▶ Task requirements
All lines holding the string "should" are to be shown.

[Collected data]
============
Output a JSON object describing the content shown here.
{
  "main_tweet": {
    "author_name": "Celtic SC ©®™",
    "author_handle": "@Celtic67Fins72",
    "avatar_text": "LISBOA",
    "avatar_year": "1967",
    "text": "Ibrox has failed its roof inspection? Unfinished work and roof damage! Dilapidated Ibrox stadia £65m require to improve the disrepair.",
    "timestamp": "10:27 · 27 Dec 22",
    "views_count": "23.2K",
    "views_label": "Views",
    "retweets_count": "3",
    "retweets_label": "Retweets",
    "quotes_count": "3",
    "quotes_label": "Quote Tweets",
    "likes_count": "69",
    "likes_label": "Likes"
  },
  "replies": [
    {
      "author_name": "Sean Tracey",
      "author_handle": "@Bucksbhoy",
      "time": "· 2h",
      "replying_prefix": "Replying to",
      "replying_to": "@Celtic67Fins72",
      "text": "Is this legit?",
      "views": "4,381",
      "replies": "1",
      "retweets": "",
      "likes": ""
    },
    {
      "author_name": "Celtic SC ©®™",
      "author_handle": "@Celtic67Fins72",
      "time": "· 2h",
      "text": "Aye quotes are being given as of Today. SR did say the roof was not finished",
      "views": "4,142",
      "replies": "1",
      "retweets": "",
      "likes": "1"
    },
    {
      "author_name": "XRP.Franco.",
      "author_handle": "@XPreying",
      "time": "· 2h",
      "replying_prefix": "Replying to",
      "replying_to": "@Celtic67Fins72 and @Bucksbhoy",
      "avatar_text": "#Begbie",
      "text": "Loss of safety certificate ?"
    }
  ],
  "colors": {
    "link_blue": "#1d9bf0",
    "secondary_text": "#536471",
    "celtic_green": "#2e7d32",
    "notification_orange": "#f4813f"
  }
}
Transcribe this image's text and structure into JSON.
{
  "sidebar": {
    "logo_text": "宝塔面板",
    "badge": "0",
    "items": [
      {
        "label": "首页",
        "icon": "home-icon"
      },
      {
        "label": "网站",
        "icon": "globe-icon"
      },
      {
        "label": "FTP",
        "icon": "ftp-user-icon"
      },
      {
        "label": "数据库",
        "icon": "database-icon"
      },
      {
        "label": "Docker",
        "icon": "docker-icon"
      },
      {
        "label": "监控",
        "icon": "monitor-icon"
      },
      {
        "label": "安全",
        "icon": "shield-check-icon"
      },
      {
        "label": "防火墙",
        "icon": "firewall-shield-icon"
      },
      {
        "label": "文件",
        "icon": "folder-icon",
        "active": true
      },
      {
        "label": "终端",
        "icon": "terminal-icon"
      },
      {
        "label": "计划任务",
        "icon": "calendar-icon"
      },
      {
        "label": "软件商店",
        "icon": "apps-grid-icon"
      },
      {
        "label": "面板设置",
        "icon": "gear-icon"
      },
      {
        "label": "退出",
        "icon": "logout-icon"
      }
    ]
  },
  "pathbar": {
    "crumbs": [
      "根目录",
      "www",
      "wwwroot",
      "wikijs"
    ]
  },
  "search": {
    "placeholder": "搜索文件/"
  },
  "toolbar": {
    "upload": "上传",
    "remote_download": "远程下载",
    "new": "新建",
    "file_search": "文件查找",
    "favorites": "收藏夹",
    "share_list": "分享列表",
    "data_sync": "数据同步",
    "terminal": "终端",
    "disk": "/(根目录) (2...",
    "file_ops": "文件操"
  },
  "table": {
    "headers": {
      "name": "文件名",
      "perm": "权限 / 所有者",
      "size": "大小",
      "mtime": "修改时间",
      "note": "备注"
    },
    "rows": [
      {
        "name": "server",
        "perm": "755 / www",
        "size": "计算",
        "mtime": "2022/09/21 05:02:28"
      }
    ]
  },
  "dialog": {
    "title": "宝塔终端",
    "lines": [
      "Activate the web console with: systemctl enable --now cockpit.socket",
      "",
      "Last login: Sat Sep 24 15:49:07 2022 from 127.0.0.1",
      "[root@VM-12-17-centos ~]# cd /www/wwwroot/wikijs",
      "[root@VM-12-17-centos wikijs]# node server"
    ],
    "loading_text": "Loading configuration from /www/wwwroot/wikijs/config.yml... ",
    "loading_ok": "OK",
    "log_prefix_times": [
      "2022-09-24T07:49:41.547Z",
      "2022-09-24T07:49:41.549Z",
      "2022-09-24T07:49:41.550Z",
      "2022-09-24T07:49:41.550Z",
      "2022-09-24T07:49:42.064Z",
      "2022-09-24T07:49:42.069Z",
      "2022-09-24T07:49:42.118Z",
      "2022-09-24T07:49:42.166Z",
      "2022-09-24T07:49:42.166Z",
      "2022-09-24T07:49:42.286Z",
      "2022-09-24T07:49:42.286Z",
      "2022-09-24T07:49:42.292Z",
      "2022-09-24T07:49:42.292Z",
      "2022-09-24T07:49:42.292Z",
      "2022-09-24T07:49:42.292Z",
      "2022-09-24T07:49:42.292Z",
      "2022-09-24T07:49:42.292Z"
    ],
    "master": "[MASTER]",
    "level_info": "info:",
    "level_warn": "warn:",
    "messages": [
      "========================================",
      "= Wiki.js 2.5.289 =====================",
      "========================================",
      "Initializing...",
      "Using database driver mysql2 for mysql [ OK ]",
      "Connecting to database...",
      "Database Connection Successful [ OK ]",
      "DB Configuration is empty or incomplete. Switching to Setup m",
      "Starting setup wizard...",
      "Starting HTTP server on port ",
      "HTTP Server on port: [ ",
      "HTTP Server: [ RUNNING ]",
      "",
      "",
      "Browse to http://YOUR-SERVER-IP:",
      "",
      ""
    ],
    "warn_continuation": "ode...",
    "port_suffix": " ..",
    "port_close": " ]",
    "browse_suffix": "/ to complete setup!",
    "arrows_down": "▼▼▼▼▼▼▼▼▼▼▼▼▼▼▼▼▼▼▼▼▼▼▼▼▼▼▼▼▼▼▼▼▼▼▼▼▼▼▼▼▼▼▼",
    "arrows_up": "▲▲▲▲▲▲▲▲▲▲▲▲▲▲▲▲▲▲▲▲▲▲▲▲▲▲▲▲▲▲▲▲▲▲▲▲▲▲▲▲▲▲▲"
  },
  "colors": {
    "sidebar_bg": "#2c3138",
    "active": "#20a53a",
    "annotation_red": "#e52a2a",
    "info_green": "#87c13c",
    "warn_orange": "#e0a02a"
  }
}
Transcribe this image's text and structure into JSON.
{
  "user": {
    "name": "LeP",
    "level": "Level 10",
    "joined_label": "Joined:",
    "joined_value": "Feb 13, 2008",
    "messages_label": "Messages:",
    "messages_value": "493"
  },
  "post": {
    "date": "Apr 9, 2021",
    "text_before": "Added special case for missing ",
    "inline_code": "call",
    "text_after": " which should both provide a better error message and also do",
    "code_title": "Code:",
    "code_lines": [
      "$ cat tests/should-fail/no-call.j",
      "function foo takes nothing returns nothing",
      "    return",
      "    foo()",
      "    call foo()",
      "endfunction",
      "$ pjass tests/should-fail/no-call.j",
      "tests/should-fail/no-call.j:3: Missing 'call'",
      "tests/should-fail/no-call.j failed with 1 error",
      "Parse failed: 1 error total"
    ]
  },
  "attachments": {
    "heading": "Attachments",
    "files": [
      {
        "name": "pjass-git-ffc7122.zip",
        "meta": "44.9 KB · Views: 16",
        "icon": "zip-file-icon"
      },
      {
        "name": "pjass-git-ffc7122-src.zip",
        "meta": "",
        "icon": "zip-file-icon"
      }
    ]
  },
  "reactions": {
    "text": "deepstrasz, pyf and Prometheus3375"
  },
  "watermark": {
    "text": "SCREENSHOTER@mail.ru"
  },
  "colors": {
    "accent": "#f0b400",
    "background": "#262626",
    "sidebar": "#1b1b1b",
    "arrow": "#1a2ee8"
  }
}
============
▶ Written response
    "text_after": " which should both provide a better error message and also do",
      "$ cat tests/should-fail/no-call.j",
      "$ pjass tests/should-fail/no-call.j",
      "tests/should-fail/no-call.j:3: Missing 'call'",
      "tests/should-fail/no-call.j failed with 1 error",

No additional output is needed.